Do this: Transcribe all of the records precisely as they are presented.

Data extract:
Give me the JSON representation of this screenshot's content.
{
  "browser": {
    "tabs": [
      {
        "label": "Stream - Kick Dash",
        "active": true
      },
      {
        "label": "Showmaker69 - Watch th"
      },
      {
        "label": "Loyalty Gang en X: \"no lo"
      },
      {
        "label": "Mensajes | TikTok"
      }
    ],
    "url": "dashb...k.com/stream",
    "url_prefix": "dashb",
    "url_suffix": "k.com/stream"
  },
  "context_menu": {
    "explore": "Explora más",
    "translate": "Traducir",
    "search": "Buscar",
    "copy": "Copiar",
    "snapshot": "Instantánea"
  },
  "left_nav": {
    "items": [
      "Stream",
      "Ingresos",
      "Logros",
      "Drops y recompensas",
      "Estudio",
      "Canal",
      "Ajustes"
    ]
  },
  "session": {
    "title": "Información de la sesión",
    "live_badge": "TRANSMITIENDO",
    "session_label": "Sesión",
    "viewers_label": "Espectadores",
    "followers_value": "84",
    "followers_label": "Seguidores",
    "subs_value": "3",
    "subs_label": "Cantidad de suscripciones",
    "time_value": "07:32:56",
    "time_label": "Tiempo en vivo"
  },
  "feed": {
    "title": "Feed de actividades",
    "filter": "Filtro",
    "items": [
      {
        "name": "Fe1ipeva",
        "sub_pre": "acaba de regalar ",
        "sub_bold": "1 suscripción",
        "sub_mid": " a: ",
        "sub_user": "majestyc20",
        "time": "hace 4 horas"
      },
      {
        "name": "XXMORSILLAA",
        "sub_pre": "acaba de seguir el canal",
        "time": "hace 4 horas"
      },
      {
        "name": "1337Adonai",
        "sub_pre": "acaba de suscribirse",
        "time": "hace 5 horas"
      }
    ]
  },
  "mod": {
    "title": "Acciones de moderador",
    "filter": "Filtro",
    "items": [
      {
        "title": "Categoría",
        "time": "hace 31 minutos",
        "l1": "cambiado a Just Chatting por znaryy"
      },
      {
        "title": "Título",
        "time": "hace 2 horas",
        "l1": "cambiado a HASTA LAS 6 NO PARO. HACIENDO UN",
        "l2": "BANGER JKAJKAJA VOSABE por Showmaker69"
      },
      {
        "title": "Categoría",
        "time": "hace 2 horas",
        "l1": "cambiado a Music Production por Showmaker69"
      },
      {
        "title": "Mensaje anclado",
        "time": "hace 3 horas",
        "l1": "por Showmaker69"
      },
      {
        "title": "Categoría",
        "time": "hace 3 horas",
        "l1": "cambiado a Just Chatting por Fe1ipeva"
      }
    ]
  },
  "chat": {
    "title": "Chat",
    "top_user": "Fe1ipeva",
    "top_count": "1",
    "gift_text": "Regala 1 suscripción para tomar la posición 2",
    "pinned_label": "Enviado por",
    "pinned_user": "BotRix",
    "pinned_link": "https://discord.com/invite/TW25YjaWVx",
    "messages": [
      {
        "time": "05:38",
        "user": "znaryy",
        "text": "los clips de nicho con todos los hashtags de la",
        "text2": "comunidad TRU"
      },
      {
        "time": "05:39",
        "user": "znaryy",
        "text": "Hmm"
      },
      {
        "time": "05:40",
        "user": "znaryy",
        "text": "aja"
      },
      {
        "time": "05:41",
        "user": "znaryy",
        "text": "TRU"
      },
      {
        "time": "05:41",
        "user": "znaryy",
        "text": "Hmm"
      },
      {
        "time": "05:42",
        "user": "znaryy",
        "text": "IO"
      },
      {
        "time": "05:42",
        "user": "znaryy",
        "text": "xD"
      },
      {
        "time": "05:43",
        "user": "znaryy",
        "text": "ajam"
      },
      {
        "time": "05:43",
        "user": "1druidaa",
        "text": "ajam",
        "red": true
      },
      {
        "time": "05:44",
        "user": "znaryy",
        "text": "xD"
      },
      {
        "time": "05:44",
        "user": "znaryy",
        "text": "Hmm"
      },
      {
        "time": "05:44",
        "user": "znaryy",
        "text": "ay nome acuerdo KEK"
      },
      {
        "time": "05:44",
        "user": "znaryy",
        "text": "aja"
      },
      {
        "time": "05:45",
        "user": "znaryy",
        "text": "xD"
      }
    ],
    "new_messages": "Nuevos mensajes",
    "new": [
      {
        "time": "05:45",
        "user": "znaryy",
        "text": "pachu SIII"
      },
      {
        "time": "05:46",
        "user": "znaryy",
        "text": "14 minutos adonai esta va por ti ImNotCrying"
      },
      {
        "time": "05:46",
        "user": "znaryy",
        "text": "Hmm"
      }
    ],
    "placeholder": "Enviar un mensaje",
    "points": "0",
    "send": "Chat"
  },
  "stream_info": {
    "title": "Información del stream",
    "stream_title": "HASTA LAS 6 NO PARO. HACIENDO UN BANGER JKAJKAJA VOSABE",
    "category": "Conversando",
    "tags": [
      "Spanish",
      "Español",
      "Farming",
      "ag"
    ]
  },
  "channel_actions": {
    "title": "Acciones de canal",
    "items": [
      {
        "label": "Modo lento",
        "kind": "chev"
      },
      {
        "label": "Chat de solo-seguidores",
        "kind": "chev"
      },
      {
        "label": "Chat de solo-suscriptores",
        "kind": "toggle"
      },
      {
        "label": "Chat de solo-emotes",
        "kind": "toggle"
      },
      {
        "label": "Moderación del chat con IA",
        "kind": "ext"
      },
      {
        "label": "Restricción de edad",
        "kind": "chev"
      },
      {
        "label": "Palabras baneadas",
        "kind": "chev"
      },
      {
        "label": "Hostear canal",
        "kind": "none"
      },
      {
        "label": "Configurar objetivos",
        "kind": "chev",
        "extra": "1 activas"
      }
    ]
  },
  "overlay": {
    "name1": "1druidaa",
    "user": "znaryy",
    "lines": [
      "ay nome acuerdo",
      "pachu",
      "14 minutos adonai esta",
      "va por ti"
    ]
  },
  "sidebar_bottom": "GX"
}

Answer to the exercise:
Give me the JSON representation of this screenshot's content.
{
  "browser": {
    "tabs": [
      {
        "label": "Stream - Kick Dash",
        "active": true
      },
      {
        "label": "Showmaker69 - Watch th"
      },
      {
        "label": "Loyalty Gang en X: \"no lo"
      },
      {
        "label": "Mensajes | TikTok"
      }
    ],
    "url": "dashb...k.com/stream",
    "url_prefix": "dashb",
    "url_suffix": "k.com/stream"
  },
  "context_menu": {
    "explore": "Explora más",
    "translate": "Traducir",
    "search": "Buscar",
    "copy": "Copiar",
    "snapshot": "Instantánea"
  },
  "left_nav": {
    "items": [
      "Stream",
      "Ingresos",
      "Logros",
      "Drops y recompensas",
      "Estudio",
      "Canal",
      "Ajustes"
    ]
  },
  "session": {
    "title": "Información de la sesión",
    "live_badge": "TRANSMITIENDO",
    "session_label": "Sesión",
    "viewers_label": "Espectadores",
    "followers_value": "84",
    "followers_label": "Seguidores",
    "subs_value": "3",
    "subs_label": "Cantidad de suscripciones",
    "time_value": "07:32:56",
    "time_label": "Tiempo en vivo"
  },
  "feed": {
    "title": "Feed de actividades",
    "filter": "Filtro",
    "items": [
      {
        "name": "Fe1ipeva",
        "sub_pre": "acaba de regalar ",
        "sub_bold": "1 suscripción",
        "sub_mid": " a: ",
        "sub_user": "majestyc20",
        "time": "hace 4 horas"
      },
      {
        "name": "XXMORSILLAA",
        "sub_pre": "acaba de seguir el canal",
        "time": "hace 4 horas"
      },
      {
        "name": "1337Adonai",
        "sub_pre": "acaba de suscribirse",
        "time": "hace 5 horas"
      }
    ]
  },
  "mod": {
    "title": "Acciones de moderador",
    "filter": "Filtro",
    "items": [
      {
        "title": "Categoría",
        "time": "hace 31 minutos",
        "l1": "cambiado a Just Chatting por znaryy"
      },
      {
        "title": "Título",
        "time": "hace 2 horas",
        "l1": "cambiado a HASTA LAS 6 NO PARO. HACIENDO UN",
        "l2": "BANGER JKAJKAJA VOSABE por Showmaker69"
      },
      {
        "title": "Categoría",
        "time": "hace 2 horas",
        "l1": "cambiado a Music Production por Showmaker69"
      },
      {
        "title": "Mensaje anclado",
        "time": "hace 3 horas",
        "l1": "por Showmaker69"
      },
      {
        "title": "Categoría",
        "time": "hace 3 horas",
        "l1": "cambiado a Just Chatting por Fe1ipeva"
      }
    ]
  },
  "chat": {
    "title": "Chat",
    "top_user": "Fe1ipeva",
    "top_count": "1",
    "gift_text": "Regala 1 suscripción para tomar la posición 2",
    "pinned_label": "Enviado por",
    "pinned_user": "BotRix",
    "pinned_link": "https://discord.com/invite/TW25YjaWVx",
    "messages": [
      {
        "time": "05:38",
        "user": "znaryy",
        "text": "los clips de nicho con todos los hashtags de la",
        "text2": "comunidad TRU"
      },
      {
        "time": "05:39",
        "user": "znaryy",
        "text": "Hmm"
      },
      {
        "time": "05:40",
        "user": "znaryy",
        "text": "aja"
      },
      {
        "time": "05:41",
        "user": "znaryy",
        "text": "TRU"
      },
      {
        "time": "05:41",
        "user": "znaryy",
        "text": "Hmm"
      },
      {
        "time": "05:42",
        "user": "znaryy",
        "text": "IO"
      },
      {
        "time": "05:42",
        "user": "znaryy",
        "text": "xD"
      },
      {
        "time": "05:43",
        "user": "znaryy",
        "text": "ajam"
      },
      {
        "time": "05:43",
        "user": "1druidaa",
        "text": "ajam",
        "red": true
      },
      {
        "time": "05:44",
        "user": "znaryy",
        "text": "xD"
      },
      {
        "time": "05:44",
        "user": "znaryy",
        "text": "Hmm"
      },
      {
        "time": "05:44",
        "user": "znaryy",
        "text": "ay nome acuerdo KEK"
      },
      {
        "time": "05:44",
        "user": "znaryy",
        "text": "aja"
      },
      {
        "time": "05:45",
        "user": "znaryy",
        "text": "xD"
      }
    ],
    "new_messages": "Nuevos mensajes",
    "new": [
      {
        "time": "05:45",
        "user": "znaryy",
        "text": "pachu SIII"
      },
      {
        "time": "05:46",
        "user": "znaryy",
        "text": "14 minutos adonai esta va por ti ImNotCrying"
      },
      {
        "time": "05:46",
        "user": "znaryy",
        "text": "Hmm"
      }
    ],
    "placeholder": "Enviar un mensaje",
    "points": "0",
    "send": "Chat"
  },
  "stream_info": {
    "title": "Información del stream",
    "stream_title": "HASTA LAS 6 NO PARO. HACIENDO UN BANGER JKAJKAJA VOSABE",
    "category": "Conversando",
    "tags": [
      "Spanish",
      "Español",
      "Farming",
      "ag"
    ]
  },
  "channel_actions": {
    "title": "Acciones de canal",
    "items": [
      {
        "label": "Modo lento",
        "kind": "chev"
      },
      {
        "label": "Chat de solo-seguidores",
        "kind": "chev"
      },
      {
        "label": "Chat de solo-suscriptores",
        "kind": "toggle"
      },
      {
        "label": "Chat de solo-emotes",
        "kind": "toggle"
      },
      {
        "label": "Moderación del chat con IA",
        "kind": "ext"
      },
      {
        "label": "Restricción de edad",
        "kind": "chev"
      },
      {
        "label": "Palabras baneadas",
        "kind": "chev"
      },
      {
        "label": "Hostear canal",
        "kind": "none"
      },
      {
        "label": "Configurar objetivos",
        "kind": "chev",
        "extra": "1 activas"
      }
    ]
  },
  "overlay": {
    "name1": "1druidaa",
    "user": "znaryy",
    "lines": [
      "ay nome acuerdo",
      "pachu",
      "14 minutos adonai esta",
      "va por ti"
    ]
  },
  "sidebar_bottom": "GX"
}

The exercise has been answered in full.